(begin)

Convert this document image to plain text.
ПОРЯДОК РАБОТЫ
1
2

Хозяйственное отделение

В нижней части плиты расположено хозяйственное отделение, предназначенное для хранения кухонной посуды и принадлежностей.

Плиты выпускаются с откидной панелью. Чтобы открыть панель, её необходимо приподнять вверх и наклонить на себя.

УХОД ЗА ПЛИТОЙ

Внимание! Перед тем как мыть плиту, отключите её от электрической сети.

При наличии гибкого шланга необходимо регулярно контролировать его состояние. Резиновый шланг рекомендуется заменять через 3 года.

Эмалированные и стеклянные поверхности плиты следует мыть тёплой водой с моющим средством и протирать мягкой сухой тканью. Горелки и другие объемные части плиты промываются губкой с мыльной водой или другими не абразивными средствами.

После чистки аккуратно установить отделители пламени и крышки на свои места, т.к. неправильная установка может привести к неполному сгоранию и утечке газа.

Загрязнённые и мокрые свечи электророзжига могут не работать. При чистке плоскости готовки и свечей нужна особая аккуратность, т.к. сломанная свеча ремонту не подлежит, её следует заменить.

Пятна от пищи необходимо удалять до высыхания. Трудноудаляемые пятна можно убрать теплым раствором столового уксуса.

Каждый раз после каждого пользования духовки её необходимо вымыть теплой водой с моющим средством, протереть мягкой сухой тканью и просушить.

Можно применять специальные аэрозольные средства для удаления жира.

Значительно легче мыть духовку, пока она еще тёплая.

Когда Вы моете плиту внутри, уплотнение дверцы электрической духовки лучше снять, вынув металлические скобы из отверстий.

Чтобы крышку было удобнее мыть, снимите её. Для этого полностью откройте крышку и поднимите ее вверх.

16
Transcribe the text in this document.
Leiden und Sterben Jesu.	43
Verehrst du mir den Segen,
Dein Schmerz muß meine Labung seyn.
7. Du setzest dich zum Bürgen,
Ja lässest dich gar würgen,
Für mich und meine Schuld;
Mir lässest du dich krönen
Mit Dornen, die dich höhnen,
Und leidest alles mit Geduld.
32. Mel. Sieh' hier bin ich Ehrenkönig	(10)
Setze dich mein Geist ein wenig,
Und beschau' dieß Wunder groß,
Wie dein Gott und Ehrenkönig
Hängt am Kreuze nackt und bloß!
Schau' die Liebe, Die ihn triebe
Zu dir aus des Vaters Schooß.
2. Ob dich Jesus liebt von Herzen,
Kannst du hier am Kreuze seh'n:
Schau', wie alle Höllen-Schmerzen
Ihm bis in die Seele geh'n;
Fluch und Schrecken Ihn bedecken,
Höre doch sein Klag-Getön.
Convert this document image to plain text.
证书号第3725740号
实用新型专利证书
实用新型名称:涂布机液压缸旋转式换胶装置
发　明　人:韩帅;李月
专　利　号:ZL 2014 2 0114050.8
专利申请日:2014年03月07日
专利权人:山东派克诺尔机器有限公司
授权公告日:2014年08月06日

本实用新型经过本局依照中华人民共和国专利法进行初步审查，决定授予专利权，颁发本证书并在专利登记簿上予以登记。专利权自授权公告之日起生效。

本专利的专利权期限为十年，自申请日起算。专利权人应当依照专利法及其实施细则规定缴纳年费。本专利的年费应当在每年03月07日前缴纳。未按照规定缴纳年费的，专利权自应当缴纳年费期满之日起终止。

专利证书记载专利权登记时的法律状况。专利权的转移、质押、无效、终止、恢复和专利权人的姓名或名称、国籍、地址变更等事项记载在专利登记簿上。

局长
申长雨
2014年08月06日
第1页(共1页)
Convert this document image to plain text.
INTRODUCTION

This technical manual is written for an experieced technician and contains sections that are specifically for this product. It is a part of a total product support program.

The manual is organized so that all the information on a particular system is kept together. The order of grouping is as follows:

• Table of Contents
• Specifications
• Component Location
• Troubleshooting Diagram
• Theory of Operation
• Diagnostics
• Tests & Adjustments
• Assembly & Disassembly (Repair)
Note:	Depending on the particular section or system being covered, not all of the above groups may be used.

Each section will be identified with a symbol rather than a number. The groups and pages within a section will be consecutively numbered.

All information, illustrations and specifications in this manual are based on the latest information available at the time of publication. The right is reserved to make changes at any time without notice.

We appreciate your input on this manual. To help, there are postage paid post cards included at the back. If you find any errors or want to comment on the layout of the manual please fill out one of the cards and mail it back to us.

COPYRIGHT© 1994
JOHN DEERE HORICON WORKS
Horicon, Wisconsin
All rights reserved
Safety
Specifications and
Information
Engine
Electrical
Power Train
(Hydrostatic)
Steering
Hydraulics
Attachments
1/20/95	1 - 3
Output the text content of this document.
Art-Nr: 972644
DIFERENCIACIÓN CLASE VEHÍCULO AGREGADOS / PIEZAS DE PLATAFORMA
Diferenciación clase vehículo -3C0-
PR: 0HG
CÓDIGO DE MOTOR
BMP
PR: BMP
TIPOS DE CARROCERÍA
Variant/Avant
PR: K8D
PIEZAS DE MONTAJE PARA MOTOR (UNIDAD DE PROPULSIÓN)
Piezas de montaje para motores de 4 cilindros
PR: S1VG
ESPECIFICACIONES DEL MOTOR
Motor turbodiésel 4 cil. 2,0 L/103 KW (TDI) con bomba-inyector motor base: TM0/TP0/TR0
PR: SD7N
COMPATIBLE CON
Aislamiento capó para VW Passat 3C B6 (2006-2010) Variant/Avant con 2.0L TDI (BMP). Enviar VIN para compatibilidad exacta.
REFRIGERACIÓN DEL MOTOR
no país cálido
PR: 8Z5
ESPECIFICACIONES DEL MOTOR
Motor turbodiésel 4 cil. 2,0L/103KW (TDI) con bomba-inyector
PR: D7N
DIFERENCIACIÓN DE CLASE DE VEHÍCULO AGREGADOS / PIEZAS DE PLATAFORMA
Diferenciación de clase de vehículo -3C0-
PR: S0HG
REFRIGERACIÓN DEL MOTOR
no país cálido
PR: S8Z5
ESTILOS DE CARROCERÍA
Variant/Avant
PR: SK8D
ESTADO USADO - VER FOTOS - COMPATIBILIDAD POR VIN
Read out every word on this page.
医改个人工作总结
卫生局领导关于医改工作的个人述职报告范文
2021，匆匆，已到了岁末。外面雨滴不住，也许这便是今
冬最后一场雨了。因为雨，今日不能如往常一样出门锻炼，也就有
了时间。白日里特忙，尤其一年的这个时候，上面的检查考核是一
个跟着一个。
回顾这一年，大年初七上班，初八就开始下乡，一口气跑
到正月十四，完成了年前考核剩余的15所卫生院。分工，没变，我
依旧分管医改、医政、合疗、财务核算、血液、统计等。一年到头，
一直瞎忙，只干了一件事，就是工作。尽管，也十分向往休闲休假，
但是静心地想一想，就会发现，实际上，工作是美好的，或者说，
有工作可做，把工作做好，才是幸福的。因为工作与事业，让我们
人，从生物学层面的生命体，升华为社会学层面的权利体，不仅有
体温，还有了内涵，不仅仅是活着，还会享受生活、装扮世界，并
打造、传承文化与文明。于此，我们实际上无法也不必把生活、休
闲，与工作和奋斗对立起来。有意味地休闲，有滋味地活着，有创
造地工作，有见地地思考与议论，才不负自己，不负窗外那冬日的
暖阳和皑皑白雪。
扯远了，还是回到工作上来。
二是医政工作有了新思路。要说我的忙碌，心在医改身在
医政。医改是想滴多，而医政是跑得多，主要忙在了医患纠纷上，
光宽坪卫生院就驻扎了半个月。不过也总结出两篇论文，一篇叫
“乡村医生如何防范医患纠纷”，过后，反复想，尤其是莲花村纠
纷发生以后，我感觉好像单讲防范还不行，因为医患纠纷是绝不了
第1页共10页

(end)

Task to complete:
Transcribe each entry precisely, missing none.

Exercise solution:
Convert this document image to plain text.
ПОРЯДОК РАБОТЫ
1
2

Хозяйственное отделение

В нижней части плиты расположено хозяйственное отделение, предназначенное для хранения кухонной посуды и принадлежностей.

Плиты выпускаются с откидной панелью. Чтобы открыть панель, её необходимо приподнять вверх и наклонить на себя.

УХОД ЗА ПЛИТОЙ

Внимание! Перед тем как мыть плиту, отключите её от электрической сети.

При наличии гибкого шланга необходимо регулярно контролировать его состояние. Резиновый шланг рекомендуется заменять через 3 года.

Эмалированные и стеклянные поверхности плиты следует мыть тёплой водой с моющим средством и протирать мягкой сухой тканью. Горелки и другие объемные части плиты промываются губкой с мыльной водой или другими не абразивными средствами.

После чистки аккуратно установить отделители пламени и крышки на свои места, т.к. неправильная установка может привести к неполному сгоранию и утечке газа.

Загрязнённые и мокрые свечи электророзжига могут не работать. При чистке плоскости готовки и свечей нужна особая аккуратность, т.к. сломанная свеча ремонту не подлежит, её следует заменить.

Пятна от пищи необходимо удалять до высыхания. Трудноудаляемые пятна можно убрать теплым раствором столового уксуса.

Каждый раз после каждого пользования духовки её необходимо вымыть теплой водой с моющим средством, протереть мягкой сухой тканью и просушить.

Можно применять специальные аэрозольные средства для удаления жира.

Значительно легче мыть духовку, пока она еще тёплая.

Когда Вы моете плиту внутри, уплотнение дверцы электрической духовки лучше снять, вынув металлические скобы из отверстий.

Чтобы крышку было удобнее мыть, снимите её. Для этого полностью откройте крышку и поднимите ее вверх.

16
Transcribe the text in this document.
Leiden und Sterben Jesu.	43
Verehrst du mir den Segen,
Dein Schmerz muß meine Labung seyn.
7. Du setzest dich zum Bürgen,
Ja lässest dich gar würgen,
Für mich und meine Schuld;
Mir lässest du dich krönen
Mit Dornen, die dich höhnen,
Und leidest alles mit Geduld.
32. Mel. Sieh' hier bin ich Ehrenkönig	(10)
Setze dich mein Geist ein wenig,
Und beschau' dieß Wunder groß,
Wie dein Gott und Ehrenkönig
Hängt am Kreuze nackt und bloß!
Schau' die Liebe, Die ihn triebe
Zu dir aus des Vaters Schooß.
2. Ob dich Jesus liebt von Herzen,
Kannst du hier am Kreuze seh'n:
Schau', wie alle Höllen-Schmerzen
Ihm bis in die Seele geh'n;
Fluch und Schrecken Ihn bedecken,
Höre doch sein Klag-Getön.
Convert this document image to plain text.
证书号第3725740号
实用新型专利证书
实用新型名称:涂布机液压缸旋转式换胶装置
发　明　人:韩帅;李月
专　利　号:ZL 2014 2 0114050.8
专利申请日:2014年03月07日
专利权人:山东派克诺尔机器有限公司
授权公告日:2014年08月06日

本实用新型经过本局依照中华人民共和国专利法进行初步审查，决定授予专利权，颁发本证书并在专利登记簿上予以登记。专利权自授权公告之日起生效。

本专利的专利权期限为十年，自申请日起算。专利权人应当依照专利法及其实施细则规定缴纳年费。本专利的年费应当在每年03月07日前缴纳。未按照规定缴纳年费的，专利权自应当缴纳年费期满之日起终止。

专利证书记载专利权登记时的法律状况。专利权的转移、质押、无效、终止、恢复和专利权人的姓名或名称、国籍、地址变更等事项记载在专利登记簿上。

局长
申长雨
2014年08月06日
第1页(共1页)
Convert this document image to plain text.
INTRODUCTION

This technical manual is written for an experieced technician and contains sections that are specifically for this product. It is a part of a total product support program.

The manual is organized so that all the information on a particular system is kept together. The order of grouping is as follows:

• Table of Contents
• Specifications
• Component Location
• Troubleshooting Diagram
• Theory of Operation
• Diagnostics
• Tests & Adjustments
• Assembly & Disassembly (Repair)
Note:	Depending on the particular section or system being covered, not all of the above groups may be used.

Each section will be identified with a symbol rather than a number. The groups and pages within a section will be consecutively numbered.

All information, illustrations and specifications in this manual are based on the latest information available at the time of publication. The right is reserved to make changes at any time without notice.

We appreciate your input on this manual. To help, there are postage paid post cards included at the back. If you find any errors or want to comment on the layout of the manual please fill out one of the cards and mail it back to us.

COPYRIGHT© 1994
JOHN DEERE HORICON WORKS
Horicon, Wisconsin
All rights reserved
Safety
Specifications and
Information
Engine
Electrical
Power Train
(Hydrostatic)
Steering
Hydraulics
Attachments
1/20/95	1 - 3
Output the text content of this document.
Art-Nr: 972644
DIFERENCIACIÓN CLASE VEHÍCULO AGREGADOS / PIEZAS DE PLATAFORMA
Diferenciación clase vehículo -3C0-
PR: 0HG
CÓDIGO DE MOTOR
BMP
PR: BMP
TIPOS DE CARROCERÍA
Variant/Avant
PR: K8D
PIEZAS DE MONTAJE PARA MOTOR (UNIDAD DE PROPULSIÓN)
Piezas de montaje para motores de 4 cilindros
PR: S1VG
ESPECIFICACIONES DEL MOTOR
Motor turbodiésel 4 cil. 2,0 L/103 KW (TDI) con bomba-inyector motor base: TM0/TP0/TR0
PR: SD7N
COMPATIBLE CON
Aislamiento capó para VW Passat 3C B6 (2006-2010) Variant/Avant con 2.0L TDI (BMP). Enviar VIN para compatibilidad exacta.
REFRIGERACIÓN DEL MOTOR
no país cálido
PR: 8Z5
ESPECIFICACIONES DEL MOTOR
Motor turbodiésel 4 cil. 2,0L/103KW (TDI) con bomba-inyector
PR: D7N
DIFERENCIACIÓN DE CLASE DE VEHÍCULO AGREGADOS / PIEZAS DE PLATAFORMA
Diferenciación de clase de vehículo -3C0-
PR: S0HG
REFRIGERACIÓN DEL MOTOR
no país cálido
PR: S8Z5
ESTILOS DE CARROCERÍA
Variant/Avant
PR: SK8D
ESTADO USADO - VER FOTOS - COMPATIBILIDAD POR VIN
Read out every word on this page.
医改个人工作总结
卫生局领导关于医改工作的个人述职报告范文
2021，匆匆，已到了岁末。外面雨滴不住，也许这便是今
冬最后一场雨了。因为雨，今日不能如往常一样出门锻炼，也就有
了时间。白日里特忙，尤其一年的这个时候，上面的检查考核是一
个跟着一个。
回顾这一年，大年初七上班，初八就开始下乡，一口气跑
到正月十四，完成了年前考核剩余的15所卫生院。分工，没变，我
依旧分管医改、医政、合疗、财务核算、血液、统计等。一年到头，
一直瞎忙，只干了一件事，就是工作。尽管，也十分向往休闲休假，
但是静心地想一想，就会发现，实际上，工作是美好的，或者说，
有工作可做，把工作做好，才是幸福的。因为工作与事业，让我们
人，从生物学层面的生命体，升华为社会学层面的权利体，不仅有
体温，还有了内涵，不仅仅是活着，还会享受生活、装扮世界，并
打造、传承文化与文明。于此，我们实际上无法也不必把生活、休
闲，与工作和奋斗对立起来。有意味地休闲，有滋味地活着，有创
造地工作，有见地地思考与议论，才不负自己，不负窗外那冬日的
暖阳和皑皑白雪。
扯远了，还是回到工作上来。
二是医政工作有了新思路。要说我的忙碌，心在医改身在
医政。医改是想滴多，而医政是跑得多，主要忙在了医患纠纷上，
光宽坪卫生院就驻扎了半个月。不过也总结出两篇论文，一篇叫
“乡村医生如何防范医患纠纷”，过后，反复想，尤其是莲花村纠
纷发生以后，我感觉好像单讲防范还不行，因为医患纠纷是绝不了
第1页共10页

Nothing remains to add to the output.